Exercise objective => The exercise asks you to copy every line below in which "Strength" appears.

Information provided =>
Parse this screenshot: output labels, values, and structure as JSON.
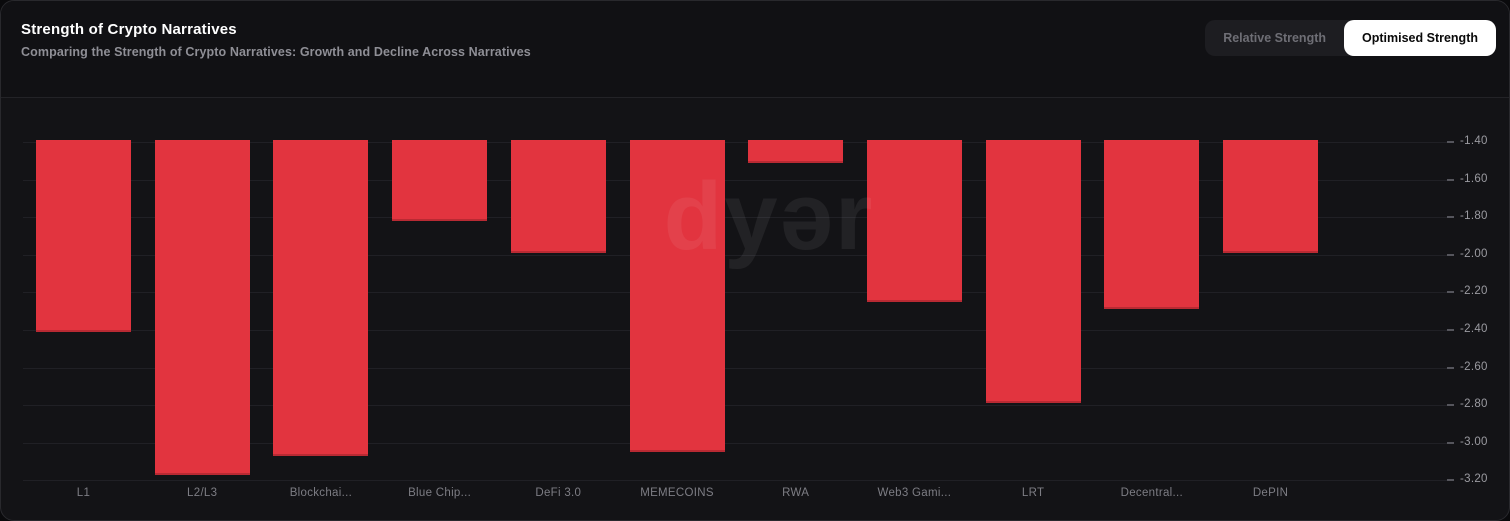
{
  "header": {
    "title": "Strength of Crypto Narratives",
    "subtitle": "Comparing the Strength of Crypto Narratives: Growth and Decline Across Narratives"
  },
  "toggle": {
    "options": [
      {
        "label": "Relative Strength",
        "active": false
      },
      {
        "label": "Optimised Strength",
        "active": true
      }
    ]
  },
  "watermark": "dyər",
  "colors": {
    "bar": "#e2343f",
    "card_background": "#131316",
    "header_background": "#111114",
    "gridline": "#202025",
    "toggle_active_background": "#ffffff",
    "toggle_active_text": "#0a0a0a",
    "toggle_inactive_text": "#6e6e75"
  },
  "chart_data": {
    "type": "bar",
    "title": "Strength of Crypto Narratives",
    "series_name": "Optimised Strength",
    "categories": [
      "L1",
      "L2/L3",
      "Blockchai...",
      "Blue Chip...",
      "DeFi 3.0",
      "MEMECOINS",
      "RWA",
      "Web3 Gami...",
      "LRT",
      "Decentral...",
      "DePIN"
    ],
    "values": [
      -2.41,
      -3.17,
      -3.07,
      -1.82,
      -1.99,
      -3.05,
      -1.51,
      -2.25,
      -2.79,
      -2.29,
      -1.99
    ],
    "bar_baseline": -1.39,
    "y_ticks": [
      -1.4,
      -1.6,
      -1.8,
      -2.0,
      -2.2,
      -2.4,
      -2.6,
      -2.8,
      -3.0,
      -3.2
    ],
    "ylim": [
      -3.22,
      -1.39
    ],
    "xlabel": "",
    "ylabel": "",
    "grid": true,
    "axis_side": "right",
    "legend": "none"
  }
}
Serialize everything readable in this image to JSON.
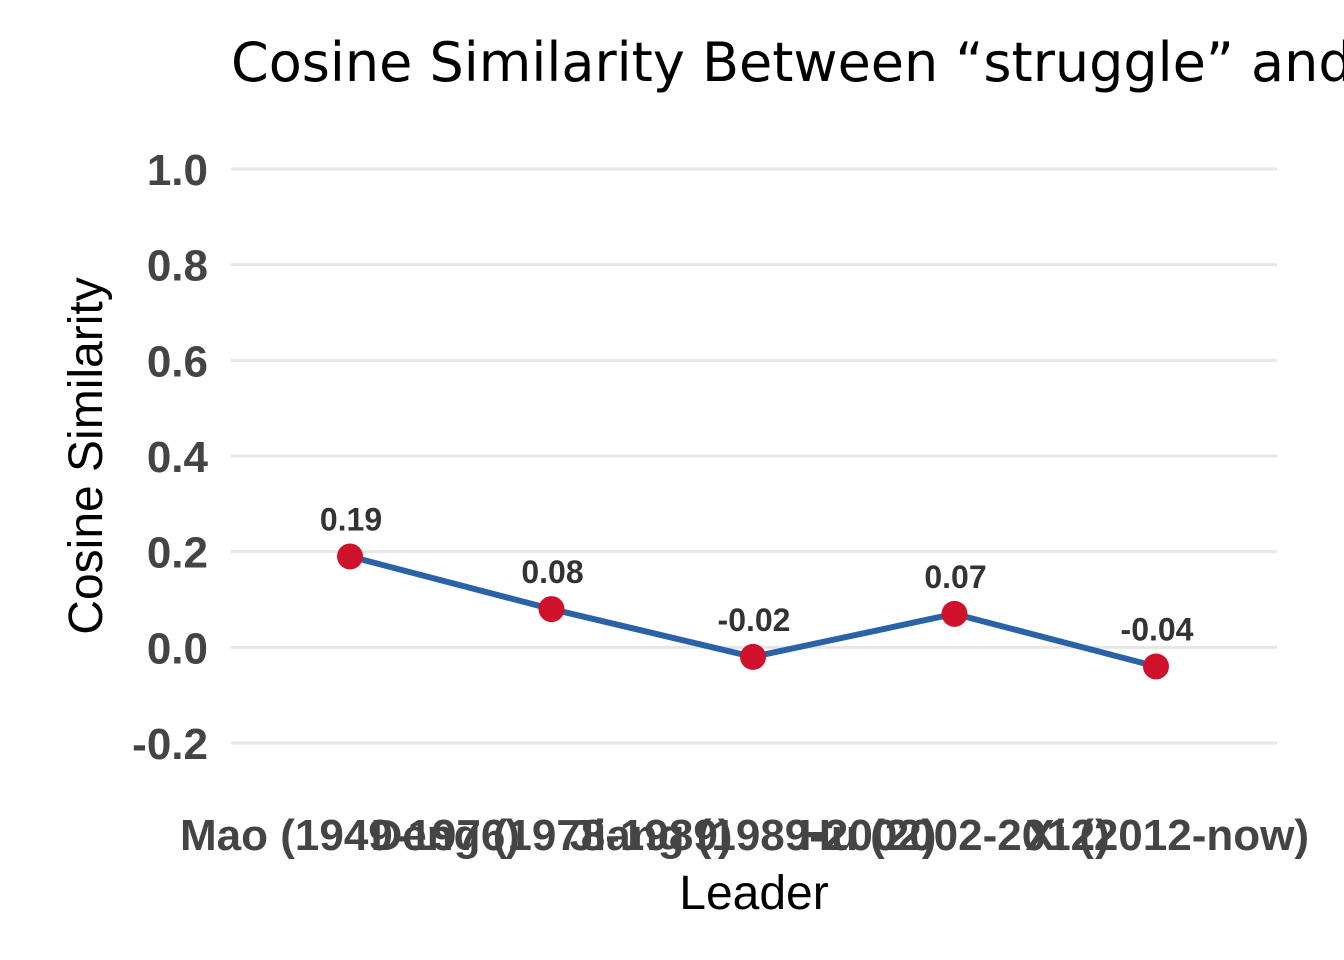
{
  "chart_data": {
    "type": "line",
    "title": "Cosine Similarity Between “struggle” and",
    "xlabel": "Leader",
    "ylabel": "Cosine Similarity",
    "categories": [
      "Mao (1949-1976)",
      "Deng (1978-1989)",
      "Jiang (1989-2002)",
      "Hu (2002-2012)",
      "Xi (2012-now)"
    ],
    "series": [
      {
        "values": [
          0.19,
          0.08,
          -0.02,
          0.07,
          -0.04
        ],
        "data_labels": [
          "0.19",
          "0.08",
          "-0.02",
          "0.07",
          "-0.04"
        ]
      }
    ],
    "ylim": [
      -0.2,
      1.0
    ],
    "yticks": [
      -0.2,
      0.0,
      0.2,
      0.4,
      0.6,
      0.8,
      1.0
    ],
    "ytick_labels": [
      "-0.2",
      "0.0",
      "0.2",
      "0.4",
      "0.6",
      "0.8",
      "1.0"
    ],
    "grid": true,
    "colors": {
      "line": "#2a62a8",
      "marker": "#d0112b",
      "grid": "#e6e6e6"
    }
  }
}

Finished exercise =>
    "title": "Strength of Crypto Narratives",
    "subtitle": "Comparing the Strength of Crypto Narratives: Growth and Decline Across Narratives"
        "label": "Relative Strength",
        "label": "Optimised Strength",
    "title": "Strength of Crypto Narratives",
    "series_name": "Optimised Strength",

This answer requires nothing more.